Records that describe figures
━━━━━━━━━━━━━━━━━━━━

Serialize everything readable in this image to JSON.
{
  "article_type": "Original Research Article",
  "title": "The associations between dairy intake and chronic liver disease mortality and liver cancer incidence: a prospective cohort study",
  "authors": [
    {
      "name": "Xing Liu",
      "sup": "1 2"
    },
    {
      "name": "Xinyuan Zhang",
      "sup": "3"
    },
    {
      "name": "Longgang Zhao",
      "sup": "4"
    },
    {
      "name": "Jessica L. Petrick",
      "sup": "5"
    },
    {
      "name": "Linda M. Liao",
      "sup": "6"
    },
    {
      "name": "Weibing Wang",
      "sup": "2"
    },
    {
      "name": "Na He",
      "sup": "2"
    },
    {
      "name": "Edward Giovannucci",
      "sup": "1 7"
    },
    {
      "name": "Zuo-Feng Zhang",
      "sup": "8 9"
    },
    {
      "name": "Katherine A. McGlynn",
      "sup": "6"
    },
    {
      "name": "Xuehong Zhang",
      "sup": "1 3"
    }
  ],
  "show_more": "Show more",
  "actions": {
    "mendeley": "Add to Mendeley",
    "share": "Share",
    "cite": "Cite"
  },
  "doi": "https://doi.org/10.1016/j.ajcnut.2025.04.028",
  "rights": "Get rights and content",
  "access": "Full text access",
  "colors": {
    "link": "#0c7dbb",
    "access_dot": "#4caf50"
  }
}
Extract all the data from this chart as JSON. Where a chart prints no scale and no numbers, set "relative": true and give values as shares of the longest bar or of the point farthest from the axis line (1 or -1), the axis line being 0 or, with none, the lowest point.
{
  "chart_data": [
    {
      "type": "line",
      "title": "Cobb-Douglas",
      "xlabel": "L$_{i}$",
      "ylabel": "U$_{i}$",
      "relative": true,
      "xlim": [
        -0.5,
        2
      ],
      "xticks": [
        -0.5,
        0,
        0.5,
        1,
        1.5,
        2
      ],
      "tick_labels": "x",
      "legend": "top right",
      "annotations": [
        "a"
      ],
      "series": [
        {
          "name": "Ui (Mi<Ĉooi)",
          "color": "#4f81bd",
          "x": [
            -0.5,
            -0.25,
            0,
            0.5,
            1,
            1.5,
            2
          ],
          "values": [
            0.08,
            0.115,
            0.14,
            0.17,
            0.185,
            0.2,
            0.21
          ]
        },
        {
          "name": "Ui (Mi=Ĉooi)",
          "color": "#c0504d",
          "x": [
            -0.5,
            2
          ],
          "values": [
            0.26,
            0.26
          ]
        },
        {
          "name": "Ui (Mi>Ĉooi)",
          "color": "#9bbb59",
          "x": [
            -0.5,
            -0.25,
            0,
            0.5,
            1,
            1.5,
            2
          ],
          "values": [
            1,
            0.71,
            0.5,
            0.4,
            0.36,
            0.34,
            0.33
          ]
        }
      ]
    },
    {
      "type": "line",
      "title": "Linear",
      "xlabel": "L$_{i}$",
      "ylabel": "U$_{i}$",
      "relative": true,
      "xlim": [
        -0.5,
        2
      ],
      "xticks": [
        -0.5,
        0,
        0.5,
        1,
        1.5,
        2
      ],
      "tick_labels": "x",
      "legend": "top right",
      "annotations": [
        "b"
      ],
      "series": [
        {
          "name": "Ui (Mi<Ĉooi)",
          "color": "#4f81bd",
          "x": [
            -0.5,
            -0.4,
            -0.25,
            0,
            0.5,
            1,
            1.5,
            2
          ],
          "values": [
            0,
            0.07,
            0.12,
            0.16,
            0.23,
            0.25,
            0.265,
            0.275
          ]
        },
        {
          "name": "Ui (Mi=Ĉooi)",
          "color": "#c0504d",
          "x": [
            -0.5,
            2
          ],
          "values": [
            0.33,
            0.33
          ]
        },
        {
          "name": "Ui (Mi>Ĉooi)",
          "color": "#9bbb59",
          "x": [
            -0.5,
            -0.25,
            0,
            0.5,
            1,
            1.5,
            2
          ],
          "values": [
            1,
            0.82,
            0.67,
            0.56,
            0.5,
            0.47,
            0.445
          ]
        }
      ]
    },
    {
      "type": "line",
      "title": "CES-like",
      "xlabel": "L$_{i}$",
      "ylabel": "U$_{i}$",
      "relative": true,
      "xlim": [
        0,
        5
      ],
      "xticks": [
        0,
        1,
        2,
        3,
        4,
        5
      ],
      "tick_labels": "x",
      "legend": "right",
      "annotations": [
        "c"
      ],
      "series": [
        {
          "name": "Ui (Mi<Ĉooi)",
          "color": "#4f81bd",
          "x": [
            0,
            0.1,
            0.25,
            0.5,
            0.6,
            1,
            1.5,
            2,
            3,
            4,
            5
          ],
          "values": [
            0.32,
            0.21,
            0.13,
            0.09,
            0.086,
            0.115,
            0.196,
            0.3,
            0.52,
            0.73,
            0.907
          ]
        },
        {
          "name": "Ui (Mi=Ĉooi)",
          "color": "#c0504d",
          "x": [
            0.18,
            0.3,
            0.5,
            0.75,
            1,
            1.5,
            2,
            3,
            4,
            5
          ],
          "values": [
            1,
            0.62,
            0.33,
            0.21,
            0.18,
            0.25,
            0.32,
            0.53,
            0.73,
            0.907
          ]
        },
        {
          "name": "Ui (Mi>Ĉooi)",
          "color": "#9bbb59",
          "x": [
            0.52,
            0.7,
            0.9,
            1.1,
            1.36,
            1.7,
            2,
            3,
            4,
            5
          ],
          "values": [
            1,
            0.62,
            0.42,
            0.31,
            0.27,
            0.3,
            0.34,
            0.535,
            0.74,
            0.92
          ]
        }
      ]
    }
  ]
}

━━━━━━━━━━━━━━━━━━━━

_Problem requirements_
Retype the records that precede this task, keeping them exactly the same.

_Complete output_
Serialize everything readable in this image to JSON.
{
  "article_type": "Original Research Article",
  "title": "The associations between dairy intake and chronic liver disease mortality and liver cancer incidence: a prospective cohort study",
  "authors": [
    {
      "name": "Xing Liu",
      "sup": "1 2"
    },
    {
      "name": "Xinyuan Zhang",
      "sup": "3"
    },
    {
      "name": "Longgang Zhao",
      "sup": "4"
    },
    {
      "name": "Jessica L. Petrick",
      "sup": "5"
    },
    {
      "name": "Linda M. Liao",
      "sup": "6"
    },
    {
      "name": "Weibing Wang",
      "sup": "2"
    },
    {
      "name": "Na He",
      "sup": "2"
    },
    {
      "name": "Edward Giovannucci",
      "sup": "1 7"
    },
    {
      "name": "Zuo-Feng Zhang",
      "sup": "8 9"
    },
    {
      "name": "Katherine A. McGlynn",
      "sup": "6"
    },
    {
      "name": "Xuehong Zhang",
      "sup": "1 3"
    }
  ],
  "show_more": "Show more",
  "actions": {
    "mendeley": "Add to Mendeley",
    "share": "Share",
    "cite": "Cite"
  },
  "doi": "https://doi.org/10.1016/j.ajcnut.2025.04.028",
  "rights": "Get rights and content",
  "access": "Full text access",
  "colors": {
    "link": "#0c7dbb",
    "access_dot": "#4caf50"
  }
}
Extract all the data from this chart as JSON. Where a chart prints no scale and no numbers, set "relative": true and give values as shares of the longest bar or of the point farthest from the axis line (1 or -1), the axis line being 0 or, with none, the lowest point.
{
  "chart_data": [
    {
      "type": "line",
      "title": "Cobb-Douglas",
      "xlabel": "L$_{i}$",
      "ylabel": "U$_{i}$",
      "relative": true,
      "xlim": [
        -0.5,
        2
      ],
      "xticks": [
        -0.5,
        0,
        0.5,
        1,
        1.5,
        2
      ],
      "tick_labels": "x",
      "legend": "top right",
      "annotations": [
        "a"
      ],
      "series": [
        {
          "name": "Ui (Mi<Ĉooi)",
          "color": "#4f81bd",
          "x": [
            -0.5,
            -0.25,
            0,
            0.5,
            1,
            1.5,
            2
          ],
          "values": [
            0.08,
            0.115,
            0.14,
            0.17,
            0.185,
            0.2,
            0.21
          ]
        },
        {
          "name": "Ui (Mi=Ĉooi)",
          "color": "#c0504d",
          "x": [
            -0.5,
            2
          ],
          "values": [
            0.26,
            0.26
          ]
        },
        {
          "name": "Ui (Mi>Ĉooi)",
          "color": "#9bbb59",
          "x": [
            -0.5,
            -0.25,
            0,
            0.5,
            1,
            1.5,
            2
          ],
          "values": [
            1,
            0.71,
            0.5,
            0.4,
            0.36,
            0.34,
            0.33
          ]
        }
      ]
    },
    {
      "type": "line",
      "title": "Linear",
      "xlabel": "L$_{i}$",
      "ylabel": "U$_{i}$",
      "relative": true,
      "xlim": [
        -0.5,
        2
      ],
      "xticks": [
        -0.5,
        0,
        0.5,
        1,
        1.5,
        2
      ],
      "tick_labels": "x",
      "legend": "top right",
      "annotations": [
        "b"
      ],
      "series": [
        {
          "name": "Ui (Mi<Ĉooi)",
          "color": "#4f81bd",
          "x": [
            -0.5,
            -0.4,
            -0.25,
            0,
            0.5,
            1,
            1.5,
            2
          ],
          "values": [
            0,
            0.07,
            0.12,
            0.16,
            0.23,
            0.25,
            0.265,
            0.275
          ]
        },
        {
          "name": "Ui (Mi=Ĉooi)",
          "color": "#c0504d",
          "x": [
            -0.5,
            2
          ],
          "values": [
            0.33,
            0.33
          ]
        },
        {
          "name": "Ui (Mi>Ĉooi)",
          "color": "#9bbb59",
          "x": [
            -0.5,
            -0.25,
            0,
            0.5,
            1,
            1.5,
            2
          ],
          "values": [
            1,
            0.82,
            0.67,
            0.56,
            0.5,
            0.47,
            0.445
          ]
        }
      ]
    },
    {
      "type": "line",
      "title": "CES-like",
      "xlabel": "L$_{i}$",
      "ylabel": "U$_{i}$",
      "relative": true,
      "xlim": [
        0,
        5
      ],
      "xticks": [
        0,
        1,
        2,
        3,
        4,
        5
      ],
      "tick_labels": "x",
      "legend": "right",
      "annotations": [
        "c"
      ],
      "series": [
        {
          "name": "Ui (Mi<Ĉooi)",
          "color": "#4f81bd",
          "x": [
            0,
            0.1,
            0.25,
            0.5,
            0.6,
            1,
            1.5,
            2,
            3,
            4,
            5
          ],
          "values": [
            0.32,
            0.21,
            0.13,
            0.09,
            0.086,
            0.115,
            0.196,
            0.3,
            0.52,
            0.73,
            0.907
          ]
        },
        {
          "name": "Ui (Mi=Ĉooi)",
          "color": "#c0504d",
          "x": [
            0.18,
            0.3,
            0.5,
            0.75,
            1,
            1.5,
            2,
            3,
            4,
            5
          ],
          "values": [
            1,
            0.62,
            0.33,
            0.21,
            0.18,
            0.25,
            0.32,
            0.53,
            0.73,
            0.907
          ]
        },
        {
          "name": "Ui (Mi>Ĉooi)",
          "color": "#9bbb59",
          "x": [
            0.52,
            0.7,
            0.9,
            1.1,
            1.36,
            1.7,
            2,
            3,
            4,
            5
          ],
          "values": [
            1,
            0.62,
            0.42,
            0.31,
            0.27,
            0.3,
            0.34,
            0.535,
            0.74,
            0.92
          ]
        }
      ]
    }
  ]
}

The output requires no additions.